- **DIRECTION**: Please pull out the lines of the items below from the one holding "- sender-name[interactable]: 仙落凡、首席: [638, 381, 806, 421]" to the one holding "- member-title-badge: LV80 钻石: [162, 1298, 294, 1338]", both included, and reproduce them unchanged.

- **RECORDS**:
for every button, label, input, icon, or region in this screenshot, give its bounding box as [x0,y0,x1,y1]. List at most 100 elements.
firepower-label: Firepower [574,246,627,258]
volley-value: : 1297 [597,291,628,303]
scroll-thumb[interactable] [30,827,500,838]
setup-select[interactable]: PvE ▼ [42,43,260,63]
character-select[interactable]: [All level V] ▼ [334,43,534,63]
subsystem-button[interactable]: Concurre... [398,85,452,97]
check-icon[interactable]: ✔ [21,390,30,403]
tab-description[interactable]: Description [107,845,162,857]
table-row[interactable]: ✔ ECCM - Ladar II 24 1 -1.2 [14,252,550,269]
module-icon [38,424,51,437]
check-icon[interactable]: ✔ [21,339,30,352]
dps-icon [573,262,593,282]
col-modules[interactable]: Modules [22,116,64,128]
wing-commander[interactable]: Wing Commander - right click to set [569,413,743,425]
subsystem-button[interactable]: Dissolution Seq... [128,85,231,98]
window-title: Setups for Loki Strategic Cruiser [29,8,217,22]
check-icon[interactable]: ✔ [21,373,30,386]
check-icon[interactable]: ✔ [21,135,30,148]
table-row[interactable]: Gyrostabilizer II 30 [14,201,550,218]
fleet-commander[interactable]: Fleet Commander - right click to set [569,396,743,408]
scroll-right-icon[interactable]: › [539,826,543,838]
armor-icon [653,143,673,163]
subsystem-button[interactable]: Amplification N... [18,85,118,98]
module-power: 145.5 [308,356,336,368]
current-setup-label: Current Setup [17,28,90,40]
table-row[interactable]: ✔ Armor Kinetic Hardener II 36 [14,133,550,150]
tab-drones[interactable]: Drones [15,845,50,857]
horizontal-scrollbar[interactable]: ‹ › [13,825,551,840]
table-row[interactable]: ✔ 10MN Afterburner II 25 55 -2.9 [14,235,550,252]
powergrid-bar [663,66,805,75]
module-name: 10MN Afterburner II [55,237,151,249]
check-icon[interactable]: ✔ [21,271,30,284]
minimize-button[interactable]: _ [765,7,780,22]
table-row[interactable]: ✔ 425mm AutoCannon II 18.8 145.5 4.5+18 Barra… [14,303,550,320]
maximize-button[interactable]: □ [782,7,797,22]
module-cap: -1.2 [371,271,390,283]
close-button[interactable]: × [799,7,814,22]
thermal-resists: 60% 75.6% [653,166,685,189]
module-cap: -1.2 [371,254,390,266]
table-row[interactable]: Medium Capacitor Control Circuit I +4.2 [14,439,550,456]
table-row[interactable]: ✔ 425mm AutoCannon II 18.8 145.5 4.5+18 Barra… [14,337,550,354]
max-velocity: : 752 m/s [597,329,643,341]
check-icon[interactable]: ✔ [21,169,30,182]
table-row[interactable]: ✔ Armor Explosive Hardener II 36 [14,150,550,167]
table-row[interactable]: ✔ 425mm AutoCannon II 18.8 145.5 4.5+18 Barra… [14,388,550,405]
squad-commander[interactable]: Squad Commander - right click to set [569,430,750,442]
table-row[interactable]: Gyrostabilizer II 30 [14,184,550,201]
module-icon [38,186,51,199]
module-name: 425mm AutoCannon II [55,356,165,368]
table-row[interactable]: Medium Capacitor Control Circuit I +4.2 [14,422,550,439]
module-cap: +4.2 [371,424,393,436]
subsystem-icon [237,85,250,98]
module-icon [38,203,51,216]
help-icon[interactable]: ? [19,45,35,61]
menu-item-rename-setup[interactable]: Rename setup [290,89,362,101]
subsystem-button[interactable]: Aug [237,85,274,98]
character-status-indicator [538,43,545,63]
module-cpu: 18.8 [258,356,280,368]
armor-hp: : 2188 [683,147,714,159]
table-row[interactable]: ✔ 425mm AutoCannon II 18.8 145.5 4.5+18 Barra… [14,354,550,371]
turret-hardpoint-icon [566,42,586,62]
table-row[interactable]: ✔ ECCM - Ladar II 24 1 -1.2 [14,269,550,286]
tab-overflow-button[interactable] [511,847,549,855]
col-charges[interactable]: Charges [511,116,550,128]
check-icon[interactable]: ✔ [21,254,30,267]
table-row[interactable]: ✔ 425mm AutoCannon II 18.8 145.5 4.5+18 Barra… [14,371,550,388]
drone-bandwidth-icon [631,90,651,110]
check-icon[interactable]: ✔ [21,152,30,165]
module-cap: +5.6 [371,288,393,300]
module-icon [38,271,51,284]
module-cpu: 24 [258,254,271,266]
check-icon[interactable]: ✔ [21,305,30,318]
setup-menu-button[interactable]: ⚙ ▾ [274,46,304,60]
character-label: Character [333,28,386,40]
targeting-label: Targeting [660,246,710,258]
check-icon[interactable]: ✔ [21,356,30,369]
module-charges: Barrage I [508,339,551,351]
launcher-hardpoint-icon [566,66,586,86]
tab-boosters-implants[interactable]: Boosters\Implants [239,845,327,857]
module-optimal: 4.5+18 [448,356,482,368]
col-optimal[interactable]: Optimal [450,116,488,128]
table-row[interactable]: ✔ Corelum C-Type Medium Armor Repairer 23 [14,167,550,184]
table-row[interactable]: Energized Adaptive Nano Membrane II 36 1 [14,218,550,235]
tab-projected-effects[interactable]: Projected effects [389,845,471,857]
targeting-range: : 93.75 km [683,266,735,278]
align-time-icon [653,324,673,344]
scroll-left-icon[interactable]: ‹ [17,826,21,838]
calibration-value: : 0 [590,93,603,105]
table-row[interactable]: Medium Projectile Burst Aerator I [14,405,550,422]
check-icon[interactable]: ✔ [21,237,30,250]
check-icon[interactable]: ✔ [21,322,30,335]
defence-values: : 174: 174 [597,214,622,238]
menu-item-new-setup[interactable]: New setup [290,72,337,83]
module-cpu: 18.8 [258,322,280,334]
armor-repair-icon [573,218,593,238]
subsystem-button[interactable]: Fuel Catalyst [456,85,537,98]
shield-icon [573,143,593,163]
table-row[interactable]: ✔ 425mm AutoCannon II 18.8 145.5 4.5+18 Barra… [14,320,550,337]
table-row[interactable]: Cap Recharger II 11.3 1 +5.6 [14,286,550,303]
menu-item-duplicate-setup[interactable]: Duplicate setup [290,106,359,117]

==

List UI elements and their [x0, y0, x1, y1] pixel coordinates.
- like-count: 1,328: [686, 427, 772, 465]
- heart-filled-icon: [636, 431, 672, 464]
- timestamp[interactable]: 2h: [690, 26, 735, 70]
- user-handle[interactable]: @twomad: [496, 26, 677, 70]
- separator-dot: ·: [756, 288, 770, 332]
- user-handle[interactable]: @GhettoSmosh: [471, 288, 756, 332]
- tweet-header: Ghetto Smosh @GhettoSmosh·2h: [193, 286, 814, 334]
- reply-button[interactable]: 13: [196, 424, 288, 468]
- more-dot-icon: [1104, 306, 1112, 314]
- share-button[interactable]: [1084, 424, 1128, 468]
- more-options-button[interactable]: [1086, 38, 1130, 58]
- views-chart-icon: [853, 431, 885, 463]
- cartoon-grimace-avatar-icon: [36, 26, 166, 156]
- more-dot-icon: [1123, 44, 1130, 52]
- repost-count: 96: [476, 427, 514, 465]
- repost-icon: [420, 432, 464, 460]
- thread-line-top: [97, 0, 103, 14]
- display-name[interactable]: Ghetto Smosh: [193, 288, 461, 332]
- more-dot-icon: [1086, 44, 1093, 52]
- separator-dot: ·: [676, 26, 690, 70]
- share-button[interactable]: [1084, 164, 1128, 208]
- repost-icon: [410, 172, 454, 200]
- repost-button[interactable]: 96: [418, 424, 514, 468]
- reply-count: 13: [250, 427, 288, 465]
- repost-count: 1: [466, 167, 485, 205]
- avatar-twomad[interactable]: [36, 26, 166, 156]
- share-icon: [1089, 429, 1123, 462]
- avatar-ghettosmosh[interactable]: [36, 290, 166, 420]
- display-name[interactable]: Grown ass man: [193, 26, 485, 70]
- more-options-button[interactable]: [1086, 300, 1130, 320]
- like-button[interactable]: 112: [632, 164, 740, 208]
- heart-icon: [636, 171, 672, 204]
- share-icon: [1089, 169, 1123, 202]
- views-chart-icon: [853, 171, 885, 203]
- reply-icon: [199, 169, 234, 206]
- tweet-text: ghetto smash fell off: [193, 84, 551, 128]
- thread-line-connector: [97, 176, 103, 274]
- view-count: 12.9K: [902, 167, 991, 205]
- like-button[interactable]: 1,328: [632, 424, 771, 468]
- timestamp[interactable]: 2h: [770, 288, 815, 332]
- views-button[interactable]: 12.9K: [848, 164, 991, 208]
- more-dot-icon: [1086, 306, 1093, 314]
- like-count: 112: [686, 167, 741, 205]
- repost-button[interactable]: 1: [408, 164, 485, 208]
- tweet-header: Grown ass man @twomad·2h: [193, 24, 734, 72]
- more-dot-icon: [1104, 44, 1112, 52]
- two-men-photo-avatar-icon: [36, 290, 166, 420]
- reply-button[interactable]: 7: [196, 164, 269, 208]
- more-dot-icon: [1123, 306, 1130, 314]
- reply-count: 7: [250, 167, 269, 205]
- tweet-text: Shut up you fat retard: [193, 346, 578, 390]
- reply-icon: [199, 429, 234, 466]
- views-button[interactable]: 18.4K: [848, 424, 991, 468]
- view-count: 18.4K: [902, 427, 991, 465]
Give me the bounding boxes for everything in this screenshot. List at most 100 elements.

--

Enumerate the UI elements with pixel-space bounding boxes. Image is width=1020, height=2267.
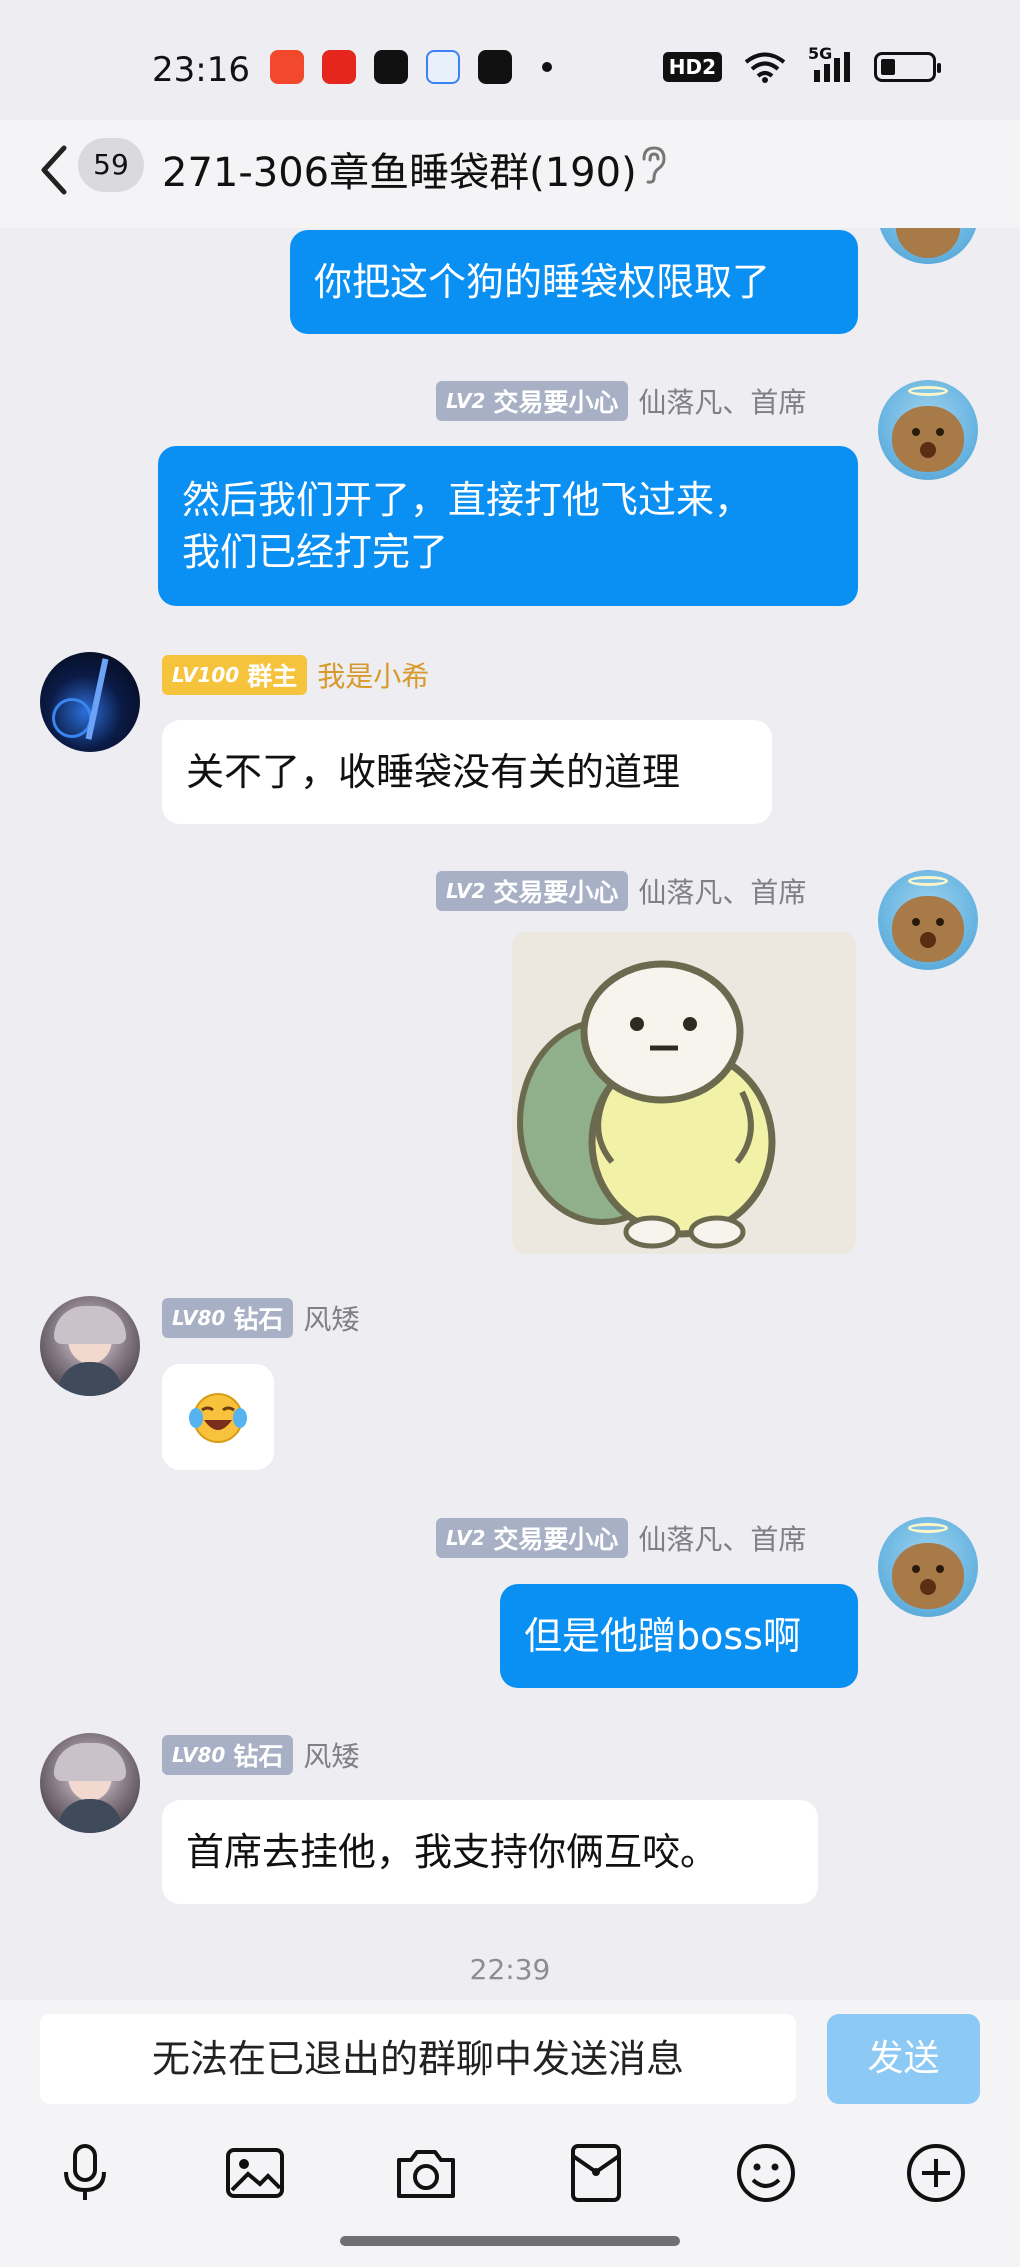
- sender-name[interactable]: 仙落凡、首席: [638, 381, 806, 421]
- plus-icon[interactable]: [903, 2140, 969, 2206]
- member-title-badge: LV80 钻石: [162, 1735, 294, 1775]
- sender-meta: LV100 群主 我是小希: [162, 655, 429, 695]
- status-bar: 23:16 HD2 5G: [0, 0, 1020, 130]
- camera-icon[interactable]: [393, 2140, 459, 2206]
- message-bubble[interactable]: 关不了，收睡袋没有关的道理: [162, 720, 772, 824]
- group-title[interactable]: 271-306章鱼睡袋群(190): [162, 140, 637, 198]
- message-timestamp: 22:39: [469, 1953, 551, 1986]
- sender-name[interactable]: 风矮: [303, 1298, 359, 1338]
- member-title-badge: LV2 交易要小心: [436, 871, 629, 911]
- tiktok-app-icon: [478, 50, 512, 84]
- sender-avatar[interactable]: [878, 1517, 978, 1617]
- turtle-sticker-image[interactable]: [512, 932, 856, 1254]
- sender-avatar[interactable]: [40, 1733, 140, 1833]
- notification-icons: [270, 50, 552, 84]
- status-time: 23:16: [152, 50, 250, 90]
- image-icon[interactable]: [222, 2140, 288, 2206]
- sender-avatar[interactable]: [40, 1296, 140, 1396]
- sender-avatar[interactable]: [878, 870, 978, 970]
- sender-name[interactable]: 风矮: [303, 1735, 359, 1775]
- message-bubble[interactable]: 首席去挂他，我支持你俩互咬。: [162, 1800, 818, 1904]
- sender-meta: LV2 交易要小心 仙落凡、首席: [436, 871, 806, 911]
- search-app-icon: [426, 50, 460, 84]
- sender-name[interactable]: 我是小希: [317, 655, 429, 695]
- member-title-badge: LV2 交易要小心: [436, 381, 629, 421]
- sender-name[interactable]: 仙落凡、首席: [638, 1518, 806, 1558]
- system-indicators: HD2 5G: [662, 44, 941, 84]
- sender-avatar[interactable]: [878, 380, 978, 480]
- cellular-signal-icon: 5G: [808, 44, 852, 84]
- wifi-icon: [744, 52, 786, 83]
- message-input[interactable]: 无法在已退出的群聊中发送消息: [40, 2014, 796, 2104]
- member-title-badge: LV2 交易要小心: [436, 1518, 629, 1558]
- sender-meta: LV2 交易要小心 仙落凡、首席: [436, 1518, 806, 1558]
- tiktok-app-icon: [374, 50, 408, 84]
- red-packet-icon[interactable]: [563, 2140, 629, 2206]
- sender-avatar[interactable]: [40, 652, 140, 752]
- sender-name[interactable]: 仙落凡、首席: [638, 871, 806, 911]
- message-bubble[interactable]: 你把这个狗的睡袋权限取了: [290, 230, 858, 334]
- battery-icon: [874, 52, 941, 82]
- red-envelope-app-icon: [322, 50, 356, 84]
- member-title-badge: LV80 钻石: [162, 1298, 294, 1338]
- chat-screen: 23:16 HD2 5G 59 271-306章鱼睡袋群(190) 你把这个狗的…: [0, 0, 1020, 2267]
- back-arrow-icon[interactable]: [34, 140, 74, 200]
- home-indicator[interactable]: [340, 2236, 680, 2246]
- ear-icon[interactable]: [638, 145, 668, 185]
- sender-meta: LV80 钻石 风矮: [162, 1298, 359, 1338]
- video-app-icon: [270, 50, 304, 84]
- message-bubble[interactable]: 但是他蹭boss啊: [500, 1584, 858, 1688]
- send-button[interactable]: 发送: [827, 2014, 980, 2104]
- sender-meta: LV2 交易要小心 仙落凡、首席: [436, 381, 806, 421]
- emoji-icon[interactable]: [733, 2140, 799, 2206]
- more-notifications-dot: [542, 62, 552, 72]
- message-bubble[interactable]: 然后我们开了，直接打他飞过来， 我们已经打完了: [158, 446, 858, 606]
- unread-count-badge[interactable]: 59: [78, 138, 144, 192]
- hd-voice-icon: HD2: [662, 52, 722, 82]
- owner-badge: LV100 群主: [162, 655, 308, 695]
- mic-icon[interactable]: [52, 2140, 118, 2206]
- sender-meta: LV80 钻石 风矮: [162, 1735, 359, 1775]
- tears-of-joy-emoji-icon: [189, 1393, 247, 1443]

- **RESPONSE TO THE EXERCISE**:
- sender-name[interactable]: 仙落凡、首席: [638, 381, 806, 421]
- plus-icon[interactable]: [903, 2140, 969, 2206]
- member-title-badge: LV80 钻石: [162, 1735, 294, 1775]
- sender-meta: LV100 群主 我是小希: [162, 655, 429, 695]
- status-bar: 23:16 HD2 5G: [0, 0, 1020, 130]
- camera-icon[interactable]: [393, 2140, 459, 2206]
- message-bubble[interactable]: 关不了，收睡袋没有关的道理: [162, 720, 772, 824]
- group-title[interactable]: 271-306章鱼睡袋群(190): [162, 140, 637, 198]
- message-timestamp: 22:39: [469, 1953, 551, 1986]
- sender-name[interactable]: 风矮: [303, 1298, 359, 1338]
- member-title-badge: LV2 交易要小心: [436, 871, 629, 911]
- tiktok-app-icon: [478, 50, 512, 84]
- sender-avatar[interactable]: [878, 1517, 978, 1617]
- turtle-sticker-image[interactable]: [512, 932, 856, 1254]
- sender-avatar[interactable]: [40, 1733, 140, 1833]
- notification-icons: [270, 50, 552, 84]
- status-time: 23:16: [152, 50, 250, 90]
- image-icon[interactable]: [222, 2140, 288, 2206]
- sender-avatar[interactable]: [40, 1296, 140, 1396]
- sender-avatar[interactable]: [878, 870, 978, 970]
- sender-name[interactable]: 风矮: [303, 1735, 359, 1775]
- message-bubble[interactable]: 首席去挂他，我支持你俩互咬。: [162, 1800, 818, 1904]
- sender-meta: LV2 交易要小心 仙落凡、首席: [436, 871, 806, 911]
- search-app-icon: [426, 50, 460, 84]
- sender-name[interactable]: 我是小希: [317, 655, 429, 695]
- member-title-badge: LV2 交易要小心: [436, 381, 629, 421]
- sender-name[interactable]: 仙落凡、首席: [638, 1518, 806, 1558]
- system-indicators: HD2 5G: [662, 44, 941, 84]
- sender-avatar[interactable]: [878, 380, 978, 480]
- cellular-signal-icon: 5G: [808, 44, 852, 84]
- wifi-icon: [744, 52, 786, 83]
- message-input[interactable]: 无法在已退出的群聊中发送消息: [40, 2014, 796, 2104]
- member-title-badge: LV2 交易要小心: [436, 1518, 629, 1558]
- sender-meta: LV2 交易要小心 仙落凡、首席: [436, 1518, 806, 1558]
- tiktok-app-icon: [374, 50, 408, 84]
- red-packet-icon[interactable]: [563, 2140, 629, 2206]
- sender-avatar[interactable]: [40, 652, 140, 752]
- sender-name[interactable]: 仙落凡、首席: [638, 871, 806, 911]
- message-bubble[interactable]: 你把这个狗的睡袋权限取了: [290, 230, 858, 334]
- battery-icon: [874, 52, 941, 82]
- red-envelope-app-icon: [322, 50, 356, 84]
- member-title-badge: LV80 钻石: [162, 1298, 294, 1338]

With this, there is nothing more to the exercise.